Records that describe figures
——
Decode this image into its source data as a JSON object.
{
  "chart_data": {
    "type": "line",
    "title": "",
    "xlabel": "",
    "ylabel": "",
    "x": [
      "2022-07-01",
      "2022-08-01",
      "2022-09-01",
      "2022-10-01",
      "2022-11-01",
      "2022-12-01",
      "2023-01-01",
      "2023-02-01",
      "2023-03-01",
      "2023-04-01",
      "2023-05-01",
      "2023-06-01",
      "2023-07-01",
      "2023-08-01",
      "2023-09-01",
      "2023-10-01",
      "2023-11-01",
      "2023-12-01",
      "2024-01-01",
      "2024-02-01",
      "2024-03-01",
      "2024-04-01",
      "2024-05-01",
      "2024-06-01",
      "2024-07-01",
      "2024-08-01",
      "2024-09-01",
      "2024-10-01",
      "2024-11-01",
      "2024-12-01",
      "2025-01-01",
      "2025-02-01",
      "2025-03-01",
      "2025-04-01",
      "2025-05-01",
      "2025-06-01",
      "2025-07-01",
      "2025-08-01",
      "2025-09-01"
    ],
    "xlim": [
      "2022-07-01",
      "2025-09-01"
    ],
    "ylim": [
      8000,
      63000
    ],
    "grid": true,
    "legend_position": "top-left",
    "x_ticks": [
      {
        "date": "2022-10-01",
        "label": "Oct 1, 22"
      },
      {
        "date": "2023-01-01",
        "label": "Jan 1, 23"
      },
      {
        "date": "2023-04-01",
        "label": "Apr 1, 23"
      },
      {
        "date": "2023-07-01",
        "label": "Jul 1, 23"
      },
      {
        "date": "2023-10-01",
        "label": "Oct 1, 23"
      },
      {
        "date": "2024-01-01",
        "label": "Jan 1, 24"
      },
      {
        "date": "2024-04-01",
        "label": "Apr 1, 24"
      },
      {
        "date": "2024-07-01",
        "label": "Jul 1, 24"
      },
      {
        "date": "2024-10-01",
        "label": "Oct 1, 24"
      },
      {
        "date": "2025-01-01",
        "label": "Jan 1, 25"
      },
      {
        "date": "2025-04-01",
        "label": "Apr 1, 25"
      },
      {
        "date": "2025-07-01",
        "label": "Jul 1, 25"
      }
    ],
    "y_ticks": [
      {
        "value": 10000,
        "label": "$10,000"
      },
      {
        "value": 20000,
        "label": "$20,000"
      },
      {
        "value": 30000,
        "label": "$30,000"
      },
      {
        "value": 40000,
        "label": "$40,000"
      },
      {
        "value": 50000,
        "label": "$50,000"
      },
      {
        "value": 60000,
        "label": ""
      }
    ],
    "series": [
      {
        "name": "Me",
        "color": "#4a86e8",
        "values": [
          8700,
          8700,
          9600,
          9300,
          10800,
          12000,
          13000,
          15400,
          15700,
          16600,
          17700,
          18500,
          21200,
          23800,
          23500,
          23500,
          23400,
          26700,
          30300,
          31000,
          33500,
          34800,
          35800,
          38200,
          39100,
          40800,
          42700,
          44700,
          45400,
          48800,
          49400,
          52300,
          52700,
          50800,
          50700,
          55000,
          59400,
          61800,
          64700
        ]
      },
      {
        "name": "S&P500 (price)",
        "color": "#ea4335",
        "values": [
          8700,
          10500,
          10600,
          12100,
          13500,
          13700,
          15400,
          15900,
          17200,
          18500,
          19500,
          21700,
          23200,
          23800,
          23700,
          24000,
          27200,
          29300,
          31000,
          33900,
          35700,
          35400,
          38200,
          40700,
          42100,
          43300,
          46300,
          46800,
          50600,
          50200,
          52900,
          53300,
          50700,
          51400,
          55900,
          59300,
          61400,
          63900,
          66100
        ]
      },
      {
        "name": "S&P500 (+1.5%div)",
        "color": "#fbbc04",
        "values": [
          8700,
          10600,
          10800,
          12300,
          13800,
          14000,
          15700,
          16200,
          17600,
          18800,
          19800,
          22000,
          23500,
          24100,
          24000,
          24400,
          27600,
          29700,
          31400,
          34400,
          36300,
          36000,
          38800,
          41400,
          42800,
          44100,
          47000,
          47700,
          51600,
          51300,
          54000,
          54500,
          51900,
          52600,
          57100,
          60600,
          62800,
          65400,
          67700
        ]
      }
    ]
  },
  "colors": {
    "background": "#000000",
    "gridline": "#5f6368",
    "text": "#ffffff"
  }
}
——
- [Exercise details]: Write out the records shown above, exactly as they appear.

- [Task response]:
Decode this image into its source data as a JSON object.
{
  "chart_data": {
    "type": "line",
    "title": "",
    "xlabel": "",
    "ylabel": "",
    "x": [
      "2022-07-01",
      "2022-08-01",
      "2022-09-01",
      "2022-10-01",
      "2022-11-01",
      "2022-12-01",
      "2023-01-01",
      "2023-02-01",
      "2023-03-01",
      "2023-04-01",
      "2023-05-01",
      "2023-06-01",
      "2023-07-01",
      "2023-08-01",
      "2023-09-01",
      "2023-10-01",
      "2023-11-01",
      "2023-12-01",
      "2024-01-01",
      "2024-02-01",
      "2024-03-01",
      "2024-04-01",
      "2024-05-01",
      "2024-06-01",
      "2024-07-01",
      "2024-08-01",
      "2024-09-01",
      "2024-10-01",
      "2024-11-01",
      "2024-12-01",
      "2025-01-01",
      "2025-02-01",
      "2025-03-01",
      "2025-04-01",
      "2025-05-01",
      "2025-06-01",
      "2025-07-01",
      "2025-08-01",
      "2025-09-01"
    ],
    "xlim": [
      "2022-07-01",
      "2025-09-01"
    ],
    "ylim": [
      8000,
      63000
    ],
    "grid": true,
    "legend_position": "top-left",
    "x_ticks": [
      {
        "date": "2022-10-01",
        "label": "Oct 1, 22"
      },
      {
        "date": "2023-01-01",
        "label": "Jan 1, 23"
      },
      {
        "date": "2023-04-01",
        "label": "Apr 1, 23"
      },
      {
        "date": "2023-07-01",
        "label": "Jul 1, 23"
      },
      {
        "date": "2023-10-01",
        "label": "Oct 1, 23"
      },
      {
        "date": "2024-01-01",
        "label": "Jan 1, 24"
      },
      {
        "date": "2024-04-01",
        "label": "Apr 1, 24"
      },
      {
        "date": "2024-07-01",
        "label": "Jul 1, 24"
      },
      {
        "date": "2024-10-01",
        "label": "Oct 1, 24"
      },
      {
        "date": "2025-01-01",
        "label": "Jan 1, 25"
      },
      {
        "date": "2025-04-01",
        "label": "Apr 1, 25"
      },
      {
        "date": "2025-07-01",
        "label": "Jul 1, 25"
      }
    ],
    "y_ticks": [
      {
        "value": 10000,
        "label": "$10,000"
      },
      {
        "value": 20000,
        "label": "$20,000"
      },
      {
        "value": 30000,
        "label": "$30,000"
      },
      {
        "value": 40000,
        "label": "$40,000"
      },
      {
        "value": 50000,
        "label": "$50,000"
      },
      {
        "value": 60000,
        "label": ""
      }
    ],
    "series": [
      {
        "name": "Me",
        "color": "#4a86e8",
        "values": [
          8700,
          8700,
          9600,
          9300,
          10800,
          12000,
          13000,
          15400,
          15700,
          16600,
          17700,
          18500,
          21200,
          23800,
          23500,
          23500,
          23400,
          26700,
          30300,
          31000,
          33500,
          34800,
          35800,
          38200,
          39100,
          40800,
          42700,
          44700,
          45400,
          48800,
          49400,
          52300,
          52700,
          50800,
          50700,
          55000,
          59400,
          61800,
          64700
        ]
      },
      {
        "name": "S&P500 (price)",
        "color": "#ea4335",
        "values": [
          8700,
          10500,
          10600,
          12100,
          13500,
          13700,
          15400,
          15900,
          17200,
          18500,
          19500,
          21700,
          23200,
          23800,
          23700,
          24000,
          27200,
          29300,
          31000,
          33900,
          35700,
          35400,
          38200,
          40700,
          42100,
          43300,
          46300,
          46800,
          50600,
          50200,
          52900,
          53300,
          50700,
          51400,
          55900,
          59300,
          61400,
          63900,
          66100
        ]
      },
      {
        "name": "S&P500 (+1.5%div)",
        "color": "#fbbc04",
        "values": [
          8700,
          10600,
          10800,
          12300,
          13800,
          14000,
          15700,
          16200,
          17600,
          18800,
          19800,
          22000,
          23500,
          24100,
          24000,
          24400,
          27600,
          29700,
          31400,
          34400,
          36300,
          36000,
          38800,
          41400,
          42800,
          44100,
          47000,
          47700,
          51600,
          51300,
          54000,
          54500,
          51900,
          52600,
          57100,
          60600,
          62800,
          65400,
          67700
        ]
      }
    ]
  },
  "colors": {
    "background": "#000000",
    "gridline": "#5f6368",
    "text": "#ffffff"
  }
}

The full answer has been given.